* Raw records
++++++++++++++++++++
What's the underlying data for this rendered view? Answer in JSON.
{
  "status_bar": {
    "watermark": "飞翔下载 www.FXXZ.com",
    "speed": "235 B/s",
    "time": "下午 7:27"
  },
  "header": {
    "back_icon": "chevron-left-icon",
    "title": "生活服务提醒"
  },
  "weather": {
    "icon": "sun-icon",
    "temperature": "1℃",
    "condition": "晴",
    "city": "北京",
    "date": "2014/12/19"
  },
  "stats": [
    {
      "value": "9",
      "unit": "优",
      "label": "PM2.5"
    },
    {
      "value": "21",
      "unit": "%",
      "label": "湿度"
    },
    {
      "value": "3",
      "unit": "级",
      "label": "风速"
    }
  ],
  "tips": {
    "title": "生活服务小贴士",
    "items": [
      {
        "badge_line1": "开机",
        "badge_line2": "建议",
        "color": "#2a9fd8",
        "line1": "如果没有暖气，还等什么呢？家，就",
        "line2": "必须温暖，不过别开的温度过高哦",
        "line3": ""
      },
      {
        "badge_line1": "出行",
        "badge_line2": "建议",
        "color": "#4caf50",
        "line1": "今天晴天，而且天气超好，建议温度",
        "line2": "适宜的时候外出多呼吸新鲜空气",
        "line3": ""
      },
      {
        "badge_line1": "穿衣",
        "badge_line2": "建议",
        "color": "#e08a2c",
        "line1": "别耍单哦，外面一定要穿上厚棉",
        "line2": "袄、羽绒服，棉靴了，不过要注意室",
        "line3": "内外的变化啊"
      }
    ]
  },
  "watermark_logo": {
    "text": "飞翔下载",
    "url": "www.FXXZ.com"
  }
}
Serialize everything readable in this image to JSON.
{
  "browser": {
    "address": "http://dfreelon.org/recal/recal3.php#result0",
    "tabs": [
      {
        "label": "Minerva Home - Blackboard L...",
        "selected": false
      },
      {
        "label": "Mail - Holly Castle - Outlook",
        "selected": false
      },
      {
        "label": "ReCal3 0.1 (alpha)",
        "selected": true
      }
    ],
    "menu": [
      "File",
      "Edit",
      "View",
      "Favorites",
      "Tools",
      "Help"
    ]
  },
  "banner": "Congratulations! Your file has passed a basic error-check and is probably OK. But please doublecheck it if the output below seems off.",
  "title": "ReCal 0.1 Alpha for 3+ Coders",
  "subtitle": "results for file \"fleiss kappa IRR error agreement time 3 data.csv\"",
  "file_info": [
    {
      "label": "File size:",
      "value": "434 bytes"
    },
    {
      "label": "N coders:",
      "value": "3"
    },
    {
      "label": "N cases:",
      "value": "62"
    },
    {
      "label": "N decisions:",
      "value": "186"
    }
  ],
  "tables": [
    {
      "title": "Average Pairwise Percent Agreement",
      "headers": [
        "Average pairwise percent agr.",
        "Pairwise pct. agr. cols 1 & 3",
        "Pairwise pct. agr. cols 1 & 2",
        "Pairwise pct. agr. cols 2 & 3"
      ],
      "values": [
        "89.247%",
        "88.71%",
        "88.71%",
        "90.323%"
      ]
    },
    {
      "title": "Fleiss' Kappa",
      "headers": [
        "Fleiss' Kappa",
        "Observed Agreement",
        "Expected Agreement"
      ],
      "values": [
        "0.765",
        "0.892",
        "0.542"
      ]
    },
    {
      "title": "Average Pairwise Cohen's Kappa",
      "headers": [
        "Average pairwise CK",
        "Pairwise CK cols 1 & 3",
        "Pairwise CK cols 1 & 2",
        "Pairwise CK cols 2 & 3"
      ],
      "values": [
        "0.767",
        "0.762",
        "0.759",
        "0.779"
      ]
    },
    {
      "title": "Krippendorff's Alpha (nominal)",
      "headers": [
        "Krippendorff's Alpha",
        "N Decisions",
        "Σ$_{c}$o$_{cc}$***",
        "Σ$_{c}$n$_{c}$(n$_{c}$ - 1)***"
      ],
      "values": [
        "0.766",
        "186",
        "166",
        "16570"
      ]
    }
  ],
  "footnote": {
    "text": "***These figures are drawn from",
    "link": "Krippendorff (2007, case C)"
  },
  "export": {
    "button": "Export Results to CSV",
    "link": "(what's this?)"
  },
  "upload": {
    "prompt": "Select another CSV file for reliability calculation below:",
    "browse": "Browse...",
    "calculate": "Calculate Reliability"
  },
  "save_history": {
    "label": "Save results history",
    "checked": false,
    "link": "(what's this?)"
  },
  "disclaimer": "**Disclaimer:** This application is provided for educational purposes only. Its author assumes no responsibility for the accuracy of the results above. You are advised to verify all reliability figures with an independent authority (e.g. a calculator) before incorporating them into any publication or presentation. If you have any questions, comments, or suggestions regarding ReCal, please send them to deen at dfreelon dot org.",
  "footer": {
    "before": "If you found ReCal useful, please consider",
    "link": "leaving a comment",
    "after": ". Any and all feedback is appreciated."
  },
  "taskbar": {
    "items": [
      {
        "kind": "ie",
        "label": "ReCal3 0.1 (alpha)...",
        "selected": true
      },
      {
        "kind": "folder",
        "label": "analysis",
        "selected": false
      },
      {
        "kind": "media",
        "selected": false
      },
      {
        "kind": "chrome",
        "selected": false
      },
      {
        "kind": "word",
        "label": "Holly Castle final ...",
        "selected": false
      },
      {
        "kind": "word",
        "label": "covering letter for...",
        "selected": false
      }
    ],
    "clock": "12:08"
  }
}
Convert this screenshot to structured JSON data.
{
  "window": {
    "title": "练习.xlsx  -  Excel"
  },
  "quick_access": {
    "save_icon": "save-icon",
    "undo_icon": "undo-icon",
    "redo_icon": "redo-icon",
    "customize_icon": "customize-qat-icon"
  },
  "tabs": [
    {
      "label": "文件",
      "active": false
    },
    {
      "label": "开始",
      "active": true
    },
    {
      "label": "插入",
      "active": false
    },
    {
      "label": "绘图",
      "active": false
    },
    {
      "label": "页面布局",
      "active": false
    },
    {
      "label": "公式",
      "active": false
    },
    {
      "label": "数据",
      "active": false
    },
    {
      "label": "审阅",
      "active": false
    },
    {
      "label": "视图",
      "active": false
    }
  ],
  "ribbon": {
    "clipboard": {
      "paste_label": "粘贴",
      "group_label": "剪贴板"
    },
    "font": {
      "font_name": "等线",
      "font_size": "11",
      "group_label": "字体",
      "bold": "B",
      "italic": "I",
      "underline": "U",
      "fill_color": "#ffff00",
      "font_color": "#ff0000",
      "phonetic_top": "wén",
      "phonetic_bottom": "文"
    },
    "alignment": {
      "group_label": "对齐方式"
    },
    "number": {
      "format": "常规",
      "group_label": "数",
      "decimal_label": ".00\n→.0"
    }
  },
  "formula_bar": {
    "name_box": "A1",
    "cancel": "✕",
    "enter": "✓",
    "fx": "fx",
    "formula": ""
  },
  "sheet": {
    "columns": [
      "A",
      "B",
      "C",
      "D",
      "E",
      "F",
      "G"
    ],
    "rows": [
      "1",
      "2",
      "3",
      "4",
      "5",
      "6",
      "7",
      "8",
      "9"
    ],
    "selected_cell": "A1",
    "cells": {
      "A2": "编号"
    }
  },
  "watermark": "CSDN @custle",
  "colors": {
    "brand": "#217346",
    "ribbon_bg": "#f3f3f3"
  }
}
++++++++++++++++++++
* Task statement
Each line above that holds the string "dfreelon" should be copied and shown.

* Output below
    "address": "http://dfreelon.org/recal/recal3.php#result0",
  "disclaimer": "**Disclaimer:** This application is provided for educational purposes only. Its author assumes no responsibility for the accuracy of the results above. You are advised to verify all reliability figures with an independent authority (e.g. a calculator) before incorporating them into any publication or presentation. If you have any questions, comments, or suggestions regarding ReCal, please send them to deen at dfreelon dot org.",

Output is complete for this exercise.